> **EXERCISE DESCRIPTION**
Write out the data below in full. Keep it exact.

(Stored items from a collection)
++++++++

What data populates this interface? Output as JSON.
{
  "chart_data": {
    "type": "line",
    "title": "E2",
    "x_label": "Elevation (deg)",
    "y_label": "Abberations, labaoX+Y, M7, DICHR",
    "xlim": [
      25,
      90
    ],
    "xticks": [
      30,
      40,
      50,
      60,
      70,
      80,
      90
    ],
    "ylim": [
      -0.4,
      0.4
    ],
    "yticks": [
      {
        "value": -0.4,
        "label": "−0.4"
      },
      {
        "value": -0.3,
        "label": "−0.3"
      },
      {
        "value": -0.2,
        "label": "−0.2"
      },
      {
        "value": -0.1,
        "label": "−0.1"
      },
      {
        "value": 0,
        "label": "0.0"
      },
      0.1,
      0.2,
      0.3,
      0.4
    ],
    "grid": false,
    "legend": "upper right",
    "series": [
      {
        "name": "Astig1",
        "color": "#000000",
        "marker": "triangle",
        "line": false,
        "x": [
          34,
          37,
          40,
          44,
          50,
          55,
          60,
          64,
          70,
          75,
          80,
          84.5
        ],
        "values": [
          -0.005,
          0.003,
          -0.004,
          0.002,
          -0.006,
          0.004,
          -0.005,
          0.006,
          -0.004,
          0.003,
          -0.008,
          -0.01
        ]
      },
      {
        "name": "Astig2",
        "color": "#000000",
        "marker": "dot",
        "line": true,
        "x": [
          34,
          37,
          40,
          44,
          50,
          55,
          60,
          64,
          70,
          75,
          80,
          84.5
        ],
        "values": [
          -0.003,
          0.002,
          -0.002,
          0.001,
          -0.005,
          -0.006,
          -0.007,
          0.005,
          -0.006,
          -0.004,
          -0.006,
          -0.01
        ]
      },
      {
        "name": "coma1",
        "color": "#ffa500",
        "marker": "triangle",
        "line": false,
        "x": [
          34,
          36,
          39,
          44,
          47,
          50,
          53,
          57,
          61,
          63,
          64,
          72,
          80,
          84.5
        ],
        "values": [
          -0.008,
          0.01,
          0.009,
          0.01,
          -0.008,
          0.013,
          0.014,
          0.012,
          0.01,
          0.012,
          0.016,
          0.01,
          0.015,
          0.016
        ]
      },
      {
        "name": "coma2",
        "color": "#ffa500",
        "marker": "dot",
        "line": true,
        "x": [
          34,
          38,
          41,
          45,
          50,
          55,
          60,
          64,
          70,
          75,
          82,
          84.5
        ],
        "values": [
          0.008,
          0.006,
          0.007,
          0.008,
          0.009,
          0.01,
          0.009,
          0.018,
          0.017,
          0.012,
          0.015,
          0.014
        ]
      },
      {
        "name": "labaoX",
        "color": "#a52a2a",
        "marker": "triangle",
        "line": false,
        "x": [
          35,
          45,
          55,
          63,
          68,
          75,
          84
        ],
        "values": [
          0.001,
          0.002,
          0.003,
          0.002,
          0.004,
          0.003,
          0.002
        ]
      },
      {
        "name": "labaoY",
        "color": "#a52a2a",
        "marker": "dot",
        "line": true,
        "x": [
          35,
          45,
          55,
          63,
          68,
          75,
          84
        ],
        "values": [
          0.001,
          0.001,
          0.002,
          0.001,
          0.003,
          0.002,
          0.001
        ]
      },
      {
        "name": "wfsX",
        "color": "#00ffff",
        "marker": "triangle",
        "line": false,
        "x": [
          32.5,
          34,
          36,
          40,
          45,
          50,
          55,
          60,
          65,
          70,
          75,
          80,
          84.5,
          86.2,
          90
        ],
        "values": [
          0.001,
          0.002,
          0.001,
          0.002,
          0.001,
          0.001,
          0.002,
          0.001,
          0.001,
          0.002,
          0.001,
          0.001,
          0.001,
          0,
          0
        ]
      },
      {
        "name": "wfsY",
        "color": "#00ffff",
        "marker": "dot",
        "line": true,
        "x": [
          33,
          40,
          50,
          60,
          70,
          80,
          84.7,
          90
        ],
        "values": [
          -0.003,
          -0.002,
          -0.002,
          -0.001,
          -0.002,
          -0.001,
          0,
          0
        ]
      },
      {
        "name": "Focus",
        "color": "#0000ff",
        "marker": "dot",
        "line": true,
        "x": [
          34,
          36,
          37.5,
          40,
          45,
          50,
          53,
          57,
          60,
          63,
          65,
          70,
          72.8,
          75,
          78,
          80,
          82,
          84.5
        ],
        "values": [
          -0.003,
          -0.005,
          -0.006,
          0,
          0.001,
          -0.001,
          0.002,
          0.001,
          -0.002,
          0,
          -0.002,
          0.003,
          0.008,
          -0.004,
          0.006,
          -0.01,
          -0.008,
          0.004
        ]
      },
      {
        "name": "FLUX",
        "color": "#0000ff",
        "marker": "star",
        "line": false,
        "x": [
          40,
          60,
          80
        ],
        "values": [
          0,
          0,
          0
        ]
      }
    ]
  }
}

++++++++

> **FINISHED EXERCISE**
What data populates this interface? Output as JSON.
{
  "chart_data": {
    "type": "line",
    "title": "E2",
    "x_label": "Elevation (deg)",
    "y_label": "Abberations, labaoX+Y, M7, DICHR",
    "xlim": [
      25,
      90
    ],
    "xticks": [
      30,
      40,
      50,
      60,
      70,
      80,
      90
    ],
    "ylim": [
      -0.4,
      0.4
    ],
    "yticks": [
      {
        "value": -0.4,
        "label": "−0.4"
      },
      {
        "value": -0.3,
        "label": "−0.3"
      },
      {
        "value": -0.2,
        "label": "−0.2"
      },
      {
        "value": -0.1,
        "label": "−0.1"
      },
      {
        "value": 0,
        "label": "0.0"
      },
      0.1,
      0.2,
      0.3,
      0.4
    ],
    "grid": false,
    "legend": "upper right",
    "series": [
      {
        "name": "Astig1",
        "color": "#000000",
        "marker": "triangle",
        "line": false,
        "x": [
          34,
          37,
          40,
          44,
          50,
          55,
          60,
          64,
          70,
          75,
          80,
          84.5
        ],
        "values": [
          -0.005,
          0.003,
          -0.004,
          0.002,
          -0.006,
          0.004,
          -0.005,
          0.006,
          -0.004,
          0.003,
          -0.008,
          -0.01
        ]
      },
      {
        "name": "Astig2",
        "color": "#000000",
        "marker": "dot",
        "line": true,
        "x": [
          34,
          37,
          40,
          44,
          50,
          55,
          60,
          64,
          70,
          75,
          80,
          84.5
        ],
        "values": [
          -0.003,
          0.002,
          -0.002,
          0.001,
          -0.005,
          -0.006,
          -0.007,
          0.005,
          -0.006,
          -0.004,
          -0.006,
          -0.01
        ]
      },
      {
        "name": "coma1",
        "color": "#ffa500",
        "marker": "triangle",
        "line": false,
        "x": [
          34,
          36,
          39,
          44,
          47,
          50,
          53,
          57,
          61,
          63,
          64,
          72,
          80,
          84.5
        ],
        "values": [
          -0.008,
          0.01,
          0.009,
          0.01,
          -0.008,
          0.013,
          0.014,
          0.012,
          0.01,
          0.012,
          0.016,
          0.01,
          0.015,
          0.016
        ]
      },
      {
        "name": "coma2",
        "color": "#ffa500",
        "marker": "dot",
        "line": true,
        "x": [
          34,
          38,
          41,
          45,
          50,
          55,
          60,
          64,
          70,
          75,
          82,
          84.5
        ],
        "values": [
          0.008,
          0.006,
          0.007,
          0.008,
          0.009,
          0.01,
          0.009,
          0.018,
          0.017,
          0.012,
          0.015,
          0.014
        ]
      },
      {
        "name": "labaoX",
        "color": "#a52a2a",
        "marker": "triangle",
        "line": false,
        "x": [
          35,
          45,
          55,
          63,
          68,
          75,
          84
        ],
        "values": [
          0.001,
          0.002,
          0.003,
          0.002,
          0.004,
          0.003,
          0.002
        ]
      },
      {
        "name": "labaoY",
        "color": "#a52a2a",
        "marker": "dot",
        "line": true,
        "x": [
          35,
          45,
          55,
          63,
          68,
          75,
          84
        ],
        "values": [
          0.001,
          0.001,
          0.002,
          0.001,
          0.003,
          0.002,
          0.001
        ]
      },
      {
        "name": "wfsX",
        "color": "#00ffff",
        "marker": "triangle",
        "line": false,
        "x": [
          32.5,
          34,
          36,
          40,
          45,
          50,
          55,
          60,
          65,
          70,
          75,
          80,
          84.5,
          86.2,
          90
        ],
        "values": [
          0.001,
          0.002,
          0.001,
          0.002,
          0.001,
          0.001,
          0.002,
          0.001,
          0.001,
          0.002,
          0.001,
          0.001,
          0.001,
          0,
          0
        ]
      },
      {
        "name": "wfsY",
        "color": "#00ffff",
        "marker": "dot",
        "line": true,
        "x": [
          33,
          40,
          50,
          60,
          70,
          80,
          84.7,
          90
        ],
        "values": [
          -0.003,
          -0.002,
          -0.002,
          -0.001,
          -0.002,
          -0.001,
          0,
          0
        ]
      },
      {
        "name": "Focus",
        "color": "#0000ff",
        "marker": "dot",
        "line": true,
        "x": [
          34,
          36,
          37.5,
          40,
          45,
          50,
          53,
          57,
          60,
          63,
          65,
          70,
          72.8,
          75,
          78,
          80,
          82,
          84.5
        ],
        "values": [
          -0.003,
          -0.005,
          -0.006,
          0,
          0.001,
          -0.001,
          0.002,
          0.001,
          -0.002,
          0,
          -0.002,
          0.003,
          0.008,
          -0.004,
          0.006,
          -0.01,
          -0.008,
          0.004
        ]
      },
      {
        "name": "FLUX",
        "color": "#0000ff",
        "marker": "star",
        "line": false,
        "x": [
          40,
          60,
          80
        ],
        "values": [
          0,
          0,
          0
        ]
      }
    ]
  }
}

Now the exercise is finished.